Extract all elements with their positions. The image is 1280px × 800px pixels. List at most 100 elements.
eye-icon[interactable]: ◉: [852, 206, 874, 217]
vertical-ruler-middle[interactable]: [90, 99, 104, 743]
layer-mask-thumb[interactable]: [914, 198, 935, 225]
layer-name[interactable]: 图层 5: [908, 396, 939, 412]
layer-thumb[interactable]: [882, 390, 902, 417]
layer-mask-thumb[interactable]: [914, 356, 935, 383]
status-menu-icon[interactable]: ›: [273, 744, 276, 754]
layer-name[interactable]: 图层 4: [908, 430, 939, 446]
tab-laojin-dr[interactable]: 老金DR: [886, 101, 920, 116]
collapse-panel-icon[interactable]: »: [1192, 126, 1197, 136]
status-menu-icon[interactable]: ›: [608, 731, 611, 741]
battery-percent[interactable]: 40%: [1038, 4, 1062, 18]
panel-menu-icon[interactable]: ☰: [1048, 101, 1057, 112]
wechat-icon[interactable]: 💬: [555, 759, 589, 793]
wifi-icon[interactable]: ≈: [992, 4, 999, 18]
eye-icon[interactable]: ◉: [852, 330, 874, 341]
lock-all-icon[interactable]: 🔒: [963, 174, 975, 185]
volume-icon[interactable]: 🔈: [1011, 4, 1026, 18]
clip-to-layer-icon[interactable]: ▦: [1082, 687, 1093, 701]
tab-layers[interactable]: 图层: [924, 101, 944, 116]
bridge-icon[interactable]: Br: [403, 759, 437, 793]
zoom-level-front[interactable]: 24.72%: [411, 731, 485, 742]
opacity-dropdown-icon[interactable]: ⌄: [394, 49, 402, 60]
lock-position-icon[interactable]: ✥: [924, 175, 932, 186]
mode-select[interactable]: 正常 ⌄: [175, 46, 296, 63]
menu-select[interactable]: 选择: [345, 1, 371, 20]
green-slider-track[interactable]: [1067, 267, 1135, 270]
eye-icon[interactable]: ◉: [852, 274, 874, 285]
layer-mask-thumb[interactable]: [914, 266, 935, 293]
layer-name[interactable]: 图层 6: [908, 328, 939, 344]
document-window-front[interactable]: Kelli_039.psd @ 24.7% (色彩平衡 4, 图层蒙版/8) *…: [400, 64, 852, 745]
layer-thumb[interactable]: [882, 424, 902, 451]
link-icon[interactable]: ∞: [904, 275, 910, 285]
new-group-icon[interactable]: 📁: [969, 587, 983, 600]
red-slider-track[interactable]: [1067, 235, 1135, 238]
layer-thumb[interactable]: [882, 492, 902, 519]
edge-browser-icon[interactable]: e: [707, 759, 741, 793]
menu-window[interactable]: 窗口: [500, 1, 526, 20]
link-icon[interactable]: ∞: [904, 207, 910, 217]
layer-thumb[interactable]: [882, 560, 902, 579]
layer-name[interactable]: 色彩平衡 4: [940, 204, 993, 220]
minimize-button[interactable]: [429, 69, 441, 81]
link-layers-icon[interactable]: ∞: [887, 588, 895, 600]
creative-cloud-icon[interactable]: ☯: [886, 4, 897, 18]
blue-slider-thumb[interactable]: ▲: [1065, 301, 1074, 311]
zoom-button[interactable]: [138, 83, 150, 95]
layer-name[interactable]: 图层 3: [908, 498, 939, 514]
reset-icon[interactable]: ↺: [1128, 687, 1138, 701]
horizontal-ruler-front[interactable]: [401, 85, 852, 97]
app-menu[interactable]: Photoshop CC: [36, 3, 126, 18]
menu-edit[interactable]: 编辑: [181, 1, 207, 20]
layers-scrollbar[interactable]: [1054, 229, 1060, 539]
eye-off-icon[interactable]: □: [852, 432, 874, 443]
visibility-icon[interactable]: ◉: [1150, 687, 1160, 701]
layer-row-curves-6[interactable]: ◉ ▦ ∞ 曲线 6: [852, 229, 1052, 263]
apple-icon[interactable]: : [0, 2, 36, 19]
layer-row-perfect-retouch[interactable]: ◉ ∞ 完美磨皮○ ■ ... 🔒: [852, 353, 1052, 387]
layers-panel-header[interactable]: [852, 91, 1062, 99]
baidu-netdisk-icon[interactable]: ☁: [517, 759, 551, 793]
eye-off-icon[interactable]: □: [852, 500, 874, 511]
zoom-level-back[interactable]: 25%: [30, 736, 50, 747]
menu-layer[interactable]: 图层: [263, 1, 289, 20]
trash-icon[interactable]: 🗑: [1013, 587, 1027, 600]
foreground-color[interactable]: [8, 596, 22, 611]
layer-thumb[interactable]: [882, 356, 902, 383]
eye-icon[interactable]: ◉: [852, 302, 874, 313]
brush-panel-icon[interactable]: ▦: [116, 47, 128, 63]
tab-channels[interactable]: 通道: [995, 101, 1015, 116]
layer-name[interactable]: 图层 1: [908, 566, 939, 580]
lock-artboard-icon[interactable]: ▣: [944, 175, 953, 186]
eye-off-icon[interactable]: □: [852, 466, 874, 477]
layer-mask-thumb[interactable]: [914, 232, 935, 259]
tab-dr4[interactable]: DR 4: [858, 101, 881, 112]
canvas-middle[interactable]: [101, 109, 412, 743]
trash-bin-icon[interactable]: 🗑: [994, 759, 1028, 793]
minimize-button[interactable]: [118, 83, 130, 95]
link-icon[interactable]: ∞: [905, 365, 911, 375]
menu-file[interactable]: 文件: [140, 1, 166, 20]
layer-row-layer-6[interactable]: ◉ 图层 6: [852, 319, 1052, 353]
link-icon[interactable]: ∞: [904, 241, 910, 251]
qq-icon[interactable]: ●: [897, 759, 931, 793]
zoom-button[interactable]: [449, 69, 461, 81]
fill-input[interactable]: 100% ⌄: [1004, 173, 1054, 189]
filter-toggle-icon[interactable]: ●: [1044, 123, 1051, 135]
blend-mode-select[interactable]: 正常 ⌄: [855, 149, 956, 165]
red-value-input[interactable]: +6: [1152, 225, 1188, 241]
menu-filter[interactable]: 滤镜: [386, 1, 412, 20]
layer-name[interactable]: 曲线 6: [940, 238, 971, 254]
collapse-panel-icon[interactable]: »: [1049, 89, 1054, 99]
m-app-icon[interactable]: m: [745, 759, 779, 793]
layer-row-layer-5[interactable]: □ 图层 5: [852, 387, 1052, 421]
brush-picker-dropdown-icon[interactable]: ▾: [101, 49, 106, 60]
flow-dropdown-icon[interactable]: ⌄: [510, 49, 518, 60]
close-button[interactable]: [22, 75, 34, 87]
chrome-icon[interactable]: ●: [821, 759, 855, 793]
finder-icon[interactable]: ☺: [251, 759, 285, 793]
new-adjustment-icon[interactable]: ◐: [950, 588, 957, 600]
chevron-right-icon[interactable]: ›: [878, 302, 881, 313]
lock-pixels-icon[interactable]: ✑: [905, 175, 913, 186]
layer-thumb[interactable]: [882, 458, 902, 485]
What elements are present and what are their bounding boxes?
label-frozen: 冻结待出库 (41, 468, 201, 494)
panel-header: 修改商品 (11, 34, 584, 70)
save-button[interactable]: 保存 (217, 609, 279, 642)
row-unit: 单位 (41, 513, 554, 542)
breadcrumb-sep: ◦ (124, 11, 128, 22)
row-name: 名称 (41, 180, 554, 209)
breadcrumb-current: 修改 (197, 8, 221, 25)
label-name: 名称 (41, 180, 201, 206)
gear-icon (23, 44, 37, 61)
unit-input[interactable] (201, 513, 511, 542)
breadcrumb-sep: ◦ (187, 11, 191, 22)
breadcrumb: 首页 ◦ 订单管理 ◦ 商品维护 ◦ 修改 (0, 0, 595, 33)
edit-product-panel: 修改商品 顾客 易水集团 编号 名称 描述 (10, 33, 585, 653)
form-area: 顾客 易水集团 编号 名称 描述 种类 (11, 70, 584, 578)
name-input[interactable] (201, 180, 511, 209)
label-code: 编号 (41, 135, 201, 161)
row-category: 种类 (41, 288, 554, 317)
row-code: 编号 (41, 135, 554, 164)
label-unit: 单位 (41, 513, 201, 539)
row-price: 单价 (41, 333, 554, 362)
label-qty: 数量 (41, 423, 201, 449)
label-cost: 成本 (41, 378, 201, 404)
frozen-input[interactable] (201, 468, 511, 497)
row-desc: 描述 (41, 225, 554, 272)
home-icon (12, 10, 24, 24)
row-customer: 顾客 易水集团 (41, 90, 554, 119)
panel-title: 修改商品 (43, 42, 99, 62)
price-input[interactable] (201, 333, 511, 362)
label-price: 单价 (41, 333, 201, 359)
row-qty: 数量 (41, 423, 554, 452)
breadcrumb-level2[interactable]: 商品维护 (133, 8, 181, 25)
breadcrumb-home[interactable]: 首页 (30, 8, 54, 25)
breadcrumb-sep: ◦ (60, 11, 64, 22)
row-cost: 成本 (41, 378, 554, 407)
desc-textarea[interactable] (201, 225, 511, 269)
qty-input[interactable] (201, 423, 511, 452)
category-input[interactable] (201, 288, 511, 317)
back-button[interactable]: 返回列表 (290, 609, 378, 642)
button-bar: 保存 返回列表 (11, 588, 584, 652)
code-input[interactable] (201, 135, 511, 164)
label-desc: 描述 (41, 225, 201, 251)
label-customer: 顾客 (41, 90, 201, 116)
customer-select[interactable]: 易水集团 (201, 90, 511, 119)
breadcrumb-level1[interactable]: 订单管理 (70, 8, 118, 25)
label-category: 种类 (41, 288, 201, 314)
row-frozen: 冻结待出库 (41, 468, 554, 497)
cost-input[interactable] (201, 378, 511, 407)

######

Aim:
Copy the records from their first line through the line containing "panel-menu-icon[interactable]: ☰: [1048, 101, 1057, 112]", reproducing every line without any change.

Reply:
Extract all elements with their positions. The image is 1280px × 800px pixels. List at most 100 elements.
eye-icon[interactable]: ◉: [852, 206, 874, 217]
vertical-ruler-middle[interactable]: [90, 99, 104, 743]
layer-mask-thumb[interactable]: [914, 198, 935, 225]
layer-name[interactable]: 图层 5: [908, 396, 939, 412]
layer-thumb[interactable]: [882, 390, 902, 417]
layer-mask-thumb[interactable]: [914, 356, 935, 383]
status-menu-icon[interactable]: ›: [273, 744, 276, 754]
layer-name[interactable]: 图层 4: [908, 430, 939, 446]
tab-laojin-dr[interactable]: 老金DR: [886, 101, 920, 116]
collapse-panel-icon[interactable]: »: [1192, 126, 1197, 136]
status-menu-icon[interactable]: ›: [608, 731, 611, 741]
battery-percent[interactable]: 40%: [1038, 4, 1062, 18]
panel-menu-icon[interactable]: ☰: [1048, 101, 1057, 112]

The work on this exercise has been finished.